# Selected passage
** BEGIN **

Will she take treats from your hand?? Poor little scared girl - can imagine how its upsetting you! xx


----------



## frags (Feb 5, 2009)

A husband could settle her down


----------



## emzybabe (Jun 30, 2009)

get her a friend so she has company

also change her set up so she doesnt need to be picked up everyday, this has made such a huge difference to my rabbits. They will learn that your not going to pick them up which scares the crap out of them. train them to go in their hutch or cage by shaking food or rattling plastic, by the end of the month you will have a much happier rabbit. 

If you really want a tame and cuddly rabbit then I would suggest moving her permanently indoors, give her a whole room to run around in, preferably one that you spend time in, but make sure to cover all wires and acclimatise her properly.


----------



## crofty (May 2, 2008)

My Dreamer was the same, he used to shake when i went anywhere near the hutch and shake! Now he chases me round the garden  and loves nose rubs!

Id get her a friend (neutered buck) from a rescue. Do you have an area where you can sit with her? I spend alot of time with my buns, just sitting and letting them come to me, id avoid picking her up as much as possible because buns dont like being picked up generally until they really trust you. You need her to associate everything good with you, like food, sit and give her treats, my buns come charging down the my 90ft garden for treats! lol

Heres a coule of vids of them last summer


----------



## xliljanex (Sep 2, 2009)

hi thanks for your suggestions 

she already has a hubby his name is william, took me like 9 agonising months to bond them but now theyre the best of friends 

He's the laid back one... i can pretty much do anything around him, pick him up, snuggle him, hes not bothered  and hes always binkying about the place!

i understand that their personalities can be different but id just really like her to feel more comfortable around me, so that shes not feeling terrified like that.... i think a big problem like 1 of u mentioned is that to clean them out/put them out in their pen i have to pick them up which she HATES so maybe i need to look at re-arranging things.... she will take treats out of my hand but as soon as i try to touch her shes off!

ive tried sitting with them both (i thought with william there she might feel safer) but she just stays in one place and wont budge when im there  i need a breakthrough!!

** END **

# Given entries
** BEGIN **

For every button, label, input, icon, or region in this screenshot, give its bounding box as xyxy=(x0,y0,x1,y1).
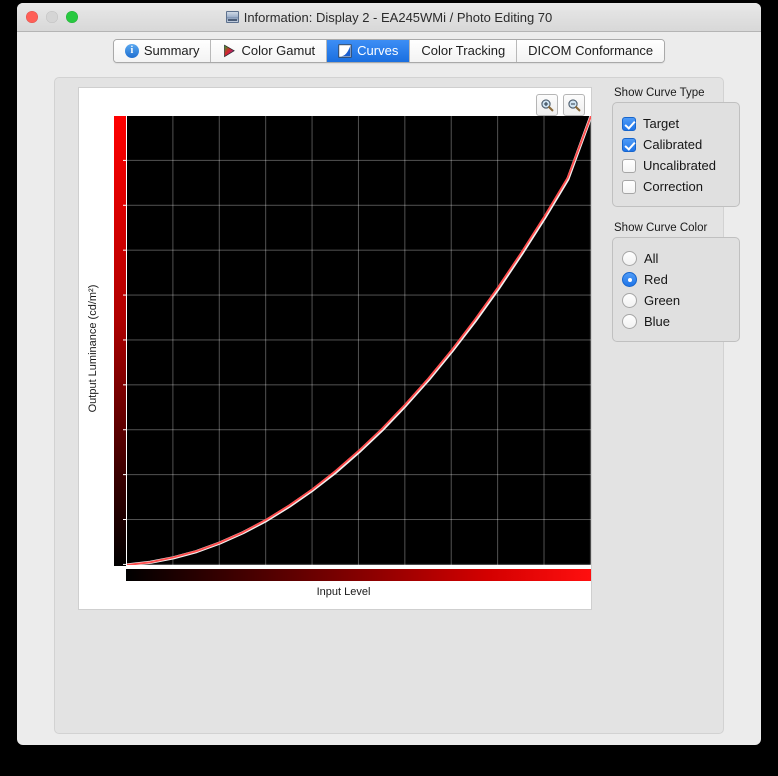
show-curve-type-box: Target Calibrated Uncalibrated Correctio… xyxy=(612,102,740,207)
magnifier-minus-icon xyxy=(567,98,581,112)
radio-blue-label: Blue xyxy=(644,314,670,329)
chart-zoom-controls xyxy=(536,94,585,116)
checkbox-uncalibrated-label: Uncalibrated xyxy=(643,158,716,173)
curve-options-panel: Show Curve Type Target Calibrated Uncali… xyxy=(612,87,740,357)
checkbox-correction-label: Correction xyxy=(643,179,703,194)
window-title: Information: Display 2 - EA245WMi / Phot… xyxy=(244,10,553,25)
zoom-out-button[interactable] xyxy=(563,94,585,116)
show-curve-color-box: All Red Green Blue xyxy=(612,237,740,342)
y-axis-label: Output Luminance (cd/m²) xyxy=(84,116,102,581)
window-title-wrap: Information: Display 2 - EA245WMi / Phot… xyxy=(226,10,553,25)
checkbox-uncalibrated[interactable] xyxy=(622,159,636,173)
checkbox-calibrated-label: Calibrated xyxy=(643,137,702,152)
x-axis-label: Input Level xyxy=(96,586,591,598)
checkbox-row-target[interactable]: Target xyxy=(622,113,730,134)
display-info-icon xyxy=(226,11,239,23)
checkbox-target[interactable] xyxy=(622,117,636,131)
tab-group: Summary Color Gam xyxy=(113,39,665,63)
tab-dicom-conformance-label: DICOM Conformance xyxy=(528,43,653,58)
info-icon xyxy=(125,44,139,58)
magnifier-plus-icon xyxy=(540,98,554,112)
curves-icon xyxy=(338,44,352,58)
radio-row-blue[interactable]: Blue xyxy=(622,311,730,332)
tab-curves-label: Curves xyxy=(357,43,398,58)
tab-color-tracking[interactable]: Color Tracking xyxy=(410,40,517,62)
radio-all[interactable] xyxy=(622,251,637,266)
curve-calibrated xyxy=(127,116,591,565)
radio-row-green[interactable]: Green xyxy=(622,290,730,311)
tab-curves[interactable]: Curves xyxy=(327,40,410,62)
radio-row-red[interactable]: Red xyxy=(622,269,730,290)
tab-summary-label: Summary xyxy=(144,43,200,58)
radio-row-all[interactable]: All xyxy=(622,248,730,269)
tab-color-gamut-label: Color Gamut xyxy=(241,43,315,58)
radio-all-label: All xyxy=(644,251,658,266)
tab-content-panel: Output Luminance (cd/m²) Input Level Sho… xyxy=(54,77,724,734)
curve-plot xyxy=(127,116,591,565)
radio-green-label: Green xyxy=(644,293,680,308)
minimize-button[interactable] xyxy=(46,11,58,23)
checkbox-target-label: Target xyxy=(643,116,679,131)
x-axis-gradient-bar xyxy=(126,569,591,581)
tab-color-tracking-label: Color Tracking xyxy=(421,43,505,58)
curves-chart-panel: Output Luminance (cd/m²) Input Level xyxy=(78,87,592,610)
radio-red[interactable] xyxy=(622,272,637,287)
show-curve-type-group: Show Curve Type Target Calibrated Uncali… xyxy=(612,87,740,207)
checkbox-row-correction[interactable]: Correction xyxy=(622,176,730,197)
tab-dicom-conformance[interactable]: DICOM Conformance xyxy=(517,40,664,62)
curve-target xyxy=(127,116,591,565)
tab-color-gamut[interactable]: Color Gamut xyxy=(211,40,327,62)
window-titlebar: Information: Display 2 - EA245WMi / Phot… xyxy=(17,3,761,32)
radio-red-label: Red xyxy=(644,272,668,287)
checkbox-row-uncalibrated[interactable]: Uncalibrated xyxy=(622,155,730,176)
close-button[interactable] xyxy=(26,11,38,23)
radio-blue[interactable] xyxy=(622,314,637,329)
checkbox-row-calibrated[interactable]: Calibrated xyxy=(622,134,730,155)
tab-bar: Summary Color Gam xyxy=(17,32,761,69)
zoom-button[interactable] xyxy=(66,11,78,23)
zoom-in-button[interactable] xyxy=(536,94,558,116)
plot-area: Output Luminance (cd/m²) Input Level xyxy=(96,116,591,581)
plot-grid xyxy=(126,116,591,566)
checkbox-correction[interactable] xyxy=(622,180,636,194)
show-curve-color-group: Show Curve Color All Red Green xyxy=(612,222,740,342)
checkbox-calibrated[interactable] xyxy=(622,138,636,152)
gamut-icon xyxy=(222,44,236,58)
show-curve-type-title: Show Curve Type xyxy=(612,87,740,99)
tab-summary[interactable]: Summary xyxy=(114,40,212,62)
window-controls xyxy=(26,11,78,23)
show-curve-color-title: Show Curve Color xyxy=(612,222,740,234)
information-window: Information: Display 2 - EA245WMi / Phot… xyxy=(17,3,761,745)
radio-green[interactable] xyxy=(622,293,637,308)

** END **

# What to do
1. Update the rabbit thread between "## emzybabe (Jun" and "much happier rabbit.", inclusive, putting "crate or pen" in place of "hutch or cage".
2. Name every username that heads a post in the rabbit thread.

# Expected answers
1.
## emzybabe (Jun 30, 2009)

get her a friend so she has company

also change her set up so she doesnt need to be picked up everyday, this has made such a huge difference to my rabbits. They will learn that your not going to pick them up which scares the crap out of them. train them to go in their crate or pen by shaking food or rattling plastic, by the end of the month you will have a much happier rabbit.

2. frags, emzybabe, crofty, xliljanex